→ **Material for the task**
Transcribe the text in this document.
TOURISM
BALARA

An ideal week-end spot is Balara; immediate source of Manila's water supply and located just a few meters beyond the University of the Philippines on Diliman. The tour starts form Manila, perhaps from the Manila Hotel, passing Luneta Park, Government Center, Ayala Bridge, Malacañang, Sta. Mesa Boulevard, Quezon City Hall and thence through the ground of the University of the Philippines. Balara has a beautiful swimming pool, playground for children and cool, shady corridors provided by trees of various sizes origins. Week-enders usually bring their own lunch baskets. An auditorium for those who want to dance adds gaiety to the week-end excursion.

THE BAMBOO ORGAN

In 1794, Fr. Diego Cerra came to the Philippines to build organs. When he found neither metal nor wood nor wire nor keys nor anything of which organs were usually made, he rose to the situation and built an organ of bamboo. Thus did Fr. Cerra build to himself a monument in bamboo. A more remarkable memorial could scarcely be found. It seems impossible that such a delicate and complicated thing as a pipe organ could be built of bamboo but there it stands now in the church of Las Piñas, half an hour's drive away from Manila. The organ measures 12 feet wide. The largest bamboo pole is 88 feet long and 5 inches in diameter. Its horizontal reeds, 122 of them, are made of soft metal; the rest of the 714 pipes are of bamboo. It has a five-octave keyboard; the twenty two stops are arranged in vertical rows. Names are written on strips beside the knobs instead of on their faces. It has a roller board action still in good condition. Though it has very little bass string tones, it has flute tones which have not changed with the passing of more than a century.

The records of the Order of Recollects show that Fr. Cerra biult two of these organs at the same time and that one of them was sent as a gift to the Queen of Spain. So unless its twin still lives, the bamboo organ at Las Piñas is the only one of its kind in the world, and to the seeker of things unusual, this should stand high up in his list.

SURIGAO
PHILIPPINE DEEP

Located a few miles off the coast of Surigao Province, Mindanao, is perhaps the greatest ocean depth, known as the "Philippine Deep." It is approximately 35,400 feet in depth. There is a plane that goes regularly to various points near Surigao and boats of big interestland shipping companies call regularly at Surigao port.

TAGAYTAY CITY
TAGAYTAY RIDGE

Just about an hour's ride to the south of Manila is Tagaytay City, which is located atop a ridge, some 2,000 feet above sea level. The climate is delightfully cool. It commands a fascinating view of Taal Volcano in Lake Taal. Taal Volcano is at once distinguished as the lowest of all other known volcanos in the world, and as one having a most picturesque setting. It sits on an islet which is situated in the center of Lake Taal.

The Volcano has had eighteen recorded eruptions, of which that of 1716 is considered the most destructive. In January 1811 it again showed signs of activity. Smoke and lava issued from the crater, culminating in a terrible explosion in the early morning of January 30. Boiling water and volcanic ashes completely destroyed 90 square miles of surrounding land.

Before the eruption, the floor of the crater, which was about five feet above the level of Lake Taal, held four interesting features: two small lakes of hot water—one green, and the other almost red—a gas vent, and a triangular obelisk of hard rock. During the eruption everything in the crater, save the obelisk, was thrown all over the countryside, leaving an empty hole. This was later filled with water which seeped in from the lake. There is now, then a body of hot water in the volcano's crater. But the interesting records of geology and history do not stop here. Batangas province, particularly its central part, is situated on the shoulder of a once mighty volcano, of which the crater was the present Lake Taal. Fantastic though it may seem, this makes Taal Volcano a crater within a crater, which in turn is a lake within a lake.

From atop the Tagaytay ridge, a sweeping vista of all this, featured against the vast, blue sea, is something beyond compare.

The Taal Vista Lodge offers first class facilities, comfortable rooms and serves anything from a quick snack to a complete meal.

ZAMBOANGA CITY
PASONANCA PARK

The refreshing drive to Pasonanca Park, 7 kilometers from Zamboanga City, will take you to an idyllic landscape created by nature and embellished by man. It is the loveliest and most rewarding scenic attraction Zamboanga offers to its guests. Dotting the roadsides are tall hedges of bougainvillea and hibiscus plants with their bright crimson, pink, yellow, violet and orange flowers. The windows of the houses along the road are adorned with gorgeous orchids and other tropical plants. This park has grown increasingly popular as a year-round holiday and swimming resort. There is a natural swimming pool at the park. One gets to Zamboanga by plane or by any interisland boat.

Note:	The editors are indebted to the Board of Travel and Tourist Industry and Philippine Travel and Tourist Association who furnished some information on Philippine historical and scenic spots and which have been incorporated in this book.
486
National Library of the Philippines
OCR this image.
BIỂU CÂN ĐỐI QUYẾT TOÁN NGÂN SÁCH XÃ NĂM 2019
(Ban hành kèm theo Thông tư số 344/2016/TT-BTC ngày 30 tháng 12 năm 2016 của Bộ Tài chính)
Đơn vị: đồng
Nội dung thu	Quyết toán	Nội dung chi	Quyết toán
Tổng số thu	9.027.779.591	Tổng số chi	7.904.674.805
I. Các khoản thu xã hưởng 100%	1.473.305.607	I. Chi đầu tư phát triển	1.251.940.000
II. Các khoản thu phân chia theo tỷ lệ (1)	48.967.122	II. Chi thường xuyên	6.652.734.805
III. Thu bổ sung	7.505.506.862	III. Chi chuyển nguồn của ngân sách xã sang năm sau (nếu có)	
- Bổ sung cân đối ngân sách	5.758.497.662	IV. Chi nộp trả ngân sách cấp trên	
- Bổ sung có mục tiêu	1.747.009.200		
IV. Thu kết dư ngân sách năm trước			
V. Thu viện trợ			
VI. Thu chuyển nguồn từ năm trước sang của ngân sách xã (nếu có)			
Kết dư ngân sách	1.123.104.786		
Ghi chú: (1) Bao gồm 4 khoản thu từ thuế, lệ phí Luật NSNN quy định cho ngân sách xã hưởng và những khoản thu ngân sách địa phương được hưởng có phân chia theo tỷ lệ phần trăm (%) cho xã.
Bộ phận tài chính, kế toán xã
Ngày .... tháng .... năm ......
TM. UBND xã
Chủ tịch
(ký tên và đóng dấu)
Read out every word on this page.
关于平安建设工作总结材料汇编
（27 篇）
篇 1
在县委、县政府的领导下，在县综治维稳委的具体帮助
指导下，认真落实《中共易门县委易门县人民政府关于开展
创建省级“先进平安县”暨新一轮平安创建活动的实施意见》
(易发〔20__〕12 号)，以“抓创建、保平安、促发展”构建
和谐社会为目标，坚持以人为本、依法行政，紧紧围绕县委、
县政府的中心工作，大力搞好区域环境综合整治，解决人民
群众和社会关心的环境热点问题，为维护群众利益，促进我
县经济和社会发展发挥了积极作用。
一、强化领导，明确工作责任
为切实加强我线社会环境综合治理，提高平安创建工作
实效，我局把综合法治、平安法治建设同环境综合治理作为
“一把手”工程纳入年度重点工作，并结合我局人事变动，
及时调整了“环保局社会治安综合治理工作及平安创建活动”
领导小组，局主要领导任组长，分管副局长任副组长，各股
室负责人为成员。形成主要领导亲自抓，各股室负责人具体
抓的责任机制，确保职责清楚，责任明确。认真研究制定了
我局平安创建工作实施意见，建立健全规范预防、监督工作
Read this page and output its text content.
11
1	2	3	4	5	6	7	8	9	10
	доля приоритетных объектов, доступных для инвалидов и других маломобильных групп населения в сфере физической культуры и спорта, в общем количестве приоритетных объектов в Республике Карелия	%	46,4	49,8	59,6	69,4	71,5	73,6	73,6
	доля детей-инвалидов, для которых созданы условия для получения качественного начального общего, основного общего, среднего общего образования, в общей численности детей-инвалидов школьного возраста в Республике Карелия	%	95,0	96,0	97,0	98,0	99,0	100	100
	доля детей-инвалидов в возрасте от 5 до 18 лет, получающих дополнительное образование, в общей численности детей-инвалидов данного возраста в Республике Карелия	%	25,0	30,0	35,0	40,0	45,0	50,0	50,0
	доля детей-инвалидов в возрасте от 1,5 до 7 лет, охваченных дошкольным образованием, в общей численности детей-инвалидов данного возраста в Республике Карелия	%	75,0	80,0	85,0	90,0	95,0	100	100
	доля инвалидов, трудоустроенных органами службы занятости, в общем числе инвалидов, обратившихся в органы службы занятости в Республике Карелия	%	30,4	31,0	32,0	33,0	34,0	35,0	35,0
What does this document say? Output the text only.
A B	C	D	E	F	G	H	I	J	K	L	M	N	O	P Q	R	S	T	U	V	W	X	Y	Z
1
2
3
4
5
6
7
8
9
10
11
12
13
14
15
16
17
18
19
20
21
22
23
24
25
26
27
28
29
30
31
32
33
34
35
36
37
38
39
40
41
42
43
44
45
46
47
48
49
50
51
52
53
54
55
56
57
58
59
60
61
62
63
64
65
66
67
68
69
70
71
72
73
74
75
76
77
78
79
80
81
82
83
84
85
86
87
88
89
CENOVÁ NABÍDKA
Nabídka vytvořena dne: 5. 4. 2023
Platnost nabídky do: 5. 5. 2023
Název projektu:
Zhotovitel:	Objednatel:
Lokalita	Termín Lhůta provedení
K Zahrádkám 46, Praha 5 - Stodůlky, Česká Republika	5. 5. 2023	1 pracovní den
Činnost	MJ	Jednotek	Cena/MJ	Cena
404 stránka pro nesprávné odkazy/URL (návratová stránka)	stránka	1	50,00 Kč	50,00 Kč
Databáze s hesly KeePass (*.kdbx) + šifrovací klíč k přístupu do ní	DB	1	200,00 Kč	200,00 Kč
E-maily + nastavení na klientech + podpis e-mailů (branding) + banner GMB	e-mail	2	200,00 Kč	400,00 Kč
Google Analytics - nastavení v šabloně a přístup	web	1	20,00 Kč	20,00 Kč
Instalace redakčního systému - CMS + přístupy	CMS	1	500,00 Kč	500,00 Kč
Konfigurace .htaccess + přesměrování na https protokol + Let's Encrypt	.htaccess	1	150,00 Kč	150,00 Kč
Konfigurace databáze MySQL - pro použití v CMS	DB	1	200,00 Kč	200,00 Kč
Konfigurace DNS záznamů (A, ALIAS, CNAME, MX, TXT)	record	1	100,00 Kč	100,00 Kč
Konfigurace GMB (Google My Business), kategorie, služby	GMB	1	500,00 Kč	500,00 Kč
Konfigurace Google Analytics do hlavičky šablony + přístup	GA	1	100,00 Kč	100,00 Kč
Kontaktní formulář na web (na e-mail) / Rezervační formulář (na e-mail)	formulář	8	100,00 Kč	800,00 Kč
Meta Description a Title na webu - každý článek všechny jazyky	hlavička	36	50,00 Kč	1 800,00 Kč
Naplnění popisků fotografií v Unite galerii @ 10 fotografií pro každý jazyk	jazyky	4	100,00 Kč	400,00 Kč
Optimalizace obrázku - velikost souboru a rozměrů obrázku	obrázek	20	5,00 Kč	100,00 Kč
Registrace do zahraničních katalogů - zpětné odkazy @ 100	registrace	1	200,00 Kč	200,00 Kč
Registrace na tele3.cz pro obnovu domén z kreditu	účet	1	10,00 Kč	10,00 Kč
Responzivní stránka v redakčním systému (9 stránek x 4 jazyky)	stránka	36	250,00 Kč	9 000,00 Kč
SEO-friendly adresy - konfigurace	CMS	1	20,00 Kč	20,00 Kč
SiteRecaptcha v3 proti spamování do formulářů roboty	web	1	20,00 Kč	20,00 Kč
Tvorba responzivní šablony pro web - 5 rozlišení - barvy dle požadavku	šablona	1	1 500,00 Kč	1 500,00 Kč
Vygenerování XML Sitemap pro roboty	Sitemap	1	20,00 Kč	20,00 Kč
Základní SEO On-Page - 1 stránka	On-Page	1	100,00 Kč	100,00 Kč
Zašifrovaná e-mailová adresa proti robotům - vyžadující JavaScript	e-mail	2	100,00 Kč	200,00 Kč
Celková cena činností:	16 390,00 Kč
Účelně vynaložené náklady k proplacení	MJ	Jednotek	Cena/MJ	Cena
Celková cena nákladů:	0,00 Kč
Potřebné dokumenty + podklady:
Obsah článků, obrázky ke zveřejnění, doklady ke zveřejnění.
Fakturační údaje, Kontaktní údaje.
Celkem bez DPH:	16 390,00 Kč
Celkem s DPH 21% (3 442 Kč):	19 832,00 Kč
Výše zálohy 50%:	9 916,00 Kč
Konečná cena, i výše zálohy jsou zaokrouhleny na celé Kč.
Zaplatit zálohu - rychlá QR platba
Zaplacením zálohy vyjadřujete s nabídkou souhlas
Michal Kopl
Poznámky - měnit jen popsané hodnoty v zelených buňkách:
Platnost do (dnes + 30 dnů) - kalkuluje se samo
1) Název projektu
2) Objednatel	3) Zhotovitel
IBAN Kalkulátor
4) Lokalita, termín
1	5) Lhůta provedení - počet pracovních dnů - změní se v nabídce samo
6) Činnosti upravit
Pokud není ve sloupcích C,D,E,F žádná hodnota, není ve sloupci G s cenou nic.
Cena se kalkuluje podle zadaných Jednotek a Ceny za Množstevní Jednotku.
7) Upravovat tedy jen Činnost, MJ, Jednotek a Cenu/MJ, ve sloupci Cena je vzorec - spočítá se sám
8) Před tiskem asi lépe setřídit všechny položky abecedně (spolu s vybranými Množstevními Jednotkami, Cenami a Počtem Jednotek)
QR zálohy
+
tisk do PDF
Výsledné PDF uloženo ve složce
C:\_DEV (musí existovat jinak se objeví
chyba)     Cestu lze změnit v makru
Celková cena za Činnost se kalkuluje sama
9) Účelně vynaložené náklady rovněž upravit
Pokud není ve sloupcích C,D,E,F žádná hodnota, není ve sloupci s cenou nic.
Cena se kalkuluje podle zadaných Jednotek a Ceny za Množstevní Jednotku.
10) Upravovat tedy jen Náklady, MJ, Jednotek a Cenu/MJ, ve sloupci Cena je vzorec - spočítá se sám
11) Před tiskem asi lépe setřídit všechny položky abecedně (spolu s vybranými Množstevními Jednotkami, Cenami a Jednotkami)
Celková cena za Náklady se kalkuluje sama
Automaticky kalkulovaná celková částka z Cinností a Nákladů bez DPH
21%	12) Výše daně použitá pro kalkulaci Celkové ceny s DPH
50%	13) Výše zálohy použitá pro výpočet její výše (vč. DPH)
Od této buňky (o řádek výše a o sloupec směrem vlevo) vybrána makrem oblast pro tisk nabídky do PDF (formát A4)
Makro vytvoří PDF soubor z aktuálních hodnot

→ **Your instructions**
Each line in the listing above that contains "systému" should be copied.

→ **Task result**
Instalace redakčního systému - CMS + přístupy	CMS	1	500,00 Kč	500,00 Kč
Responzivní stránka v redakčním systému (9 stránek x 4 jazyky)	stránka	36	250,00 Kč	9 000,00 Kč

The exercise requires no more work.